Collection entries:

· · · · · · ·

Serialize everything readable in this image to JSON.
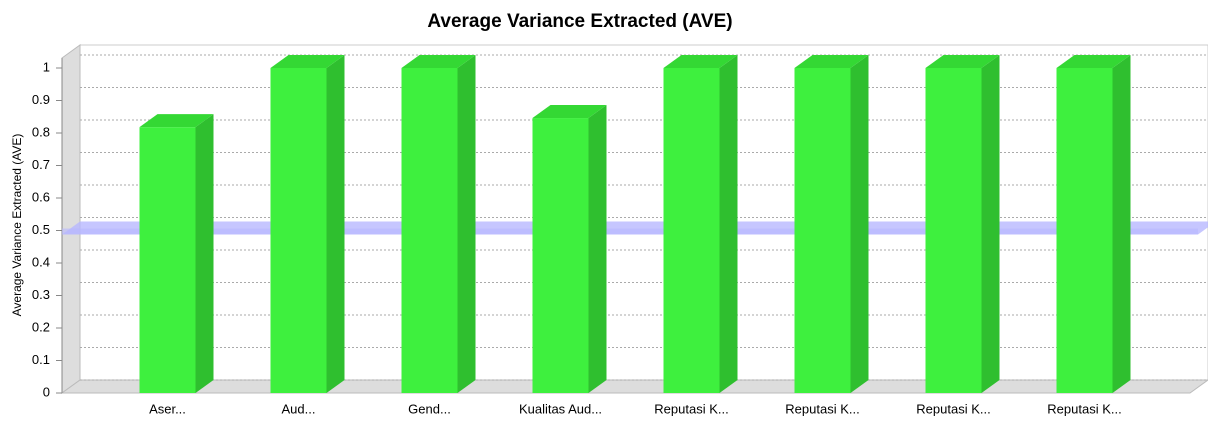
{
  "chart_data": {
    "type": "bar3d",
    "title": "Average Variance Extracted (AVE)",
    "y_label": "Average Variance Extracted (AVE)",
    "categories": [
      "Aser...",
      "Aud...",
      "Gend...",
      "Kualitas Aud...",
      "Reputasi K...",
      "Reputasi K...",
      "Reputasi K...",
      "Reputasi K..."
    ],
    "values": [
      0.818,
      1.0,
      1.0,
      0.846,
      1.0,
      1.0,
      1.0,
      1.0
    ],
    "color": "#3ef03e",
    "threshold": 0.5,
    "threshold_color": "#b8b8ff",
    "ylim": [
      0,
      1
    ],
    "yticks": [
      0,
      0.1,
      0.2,
      0.3,
      0.4,
      0.5,
      0.6,
      0.7,
      0.8,
      0.9,
      1
    ],
    "grid": true
  }
}
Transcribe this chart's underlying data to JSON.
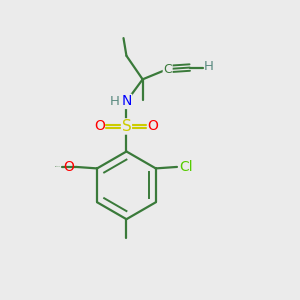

· · · · · · ·

* [Stated problem] Transcribe each entry precisely as given, leaving the pictures out.

* [Right answer]
Serialize everything readable in this image to JSON.
{
  "chart_data": {
    "type": "bar3d",
    "title": "Average Variance Extracted (AVE)",
    "y_label": "Average Variance Extracted (AVE)",
    "categories": [
      "Aser...",
      "Aud...",
      "Gend...",
      "Kualitas Aud...",
      "Reputasi K...",
      "Reputasi K...",
      "Reputasi K...",
      "Reputasi K..."
    ],
    "values": [
      0.818,
      1.0,
      1.0,
      0.846,
      1.0,
      1.0,
      1.0,
      1.0
    ],
    "color": "#3ef03e",
    "threshold": 0.5,
    "threshold_color": "#b8b8ff",
    "ylim": [
      0,
      1
    ],
    "yticks": [
      0,
      0.1,
      0.2,
      0.3,
      0.4,
      0.5,
      0.6,
      0.7,
      0.8,
      0.9,
      1
    ],
    "grid": true
  }
}
Transcribe this chart's underlying data to JSON.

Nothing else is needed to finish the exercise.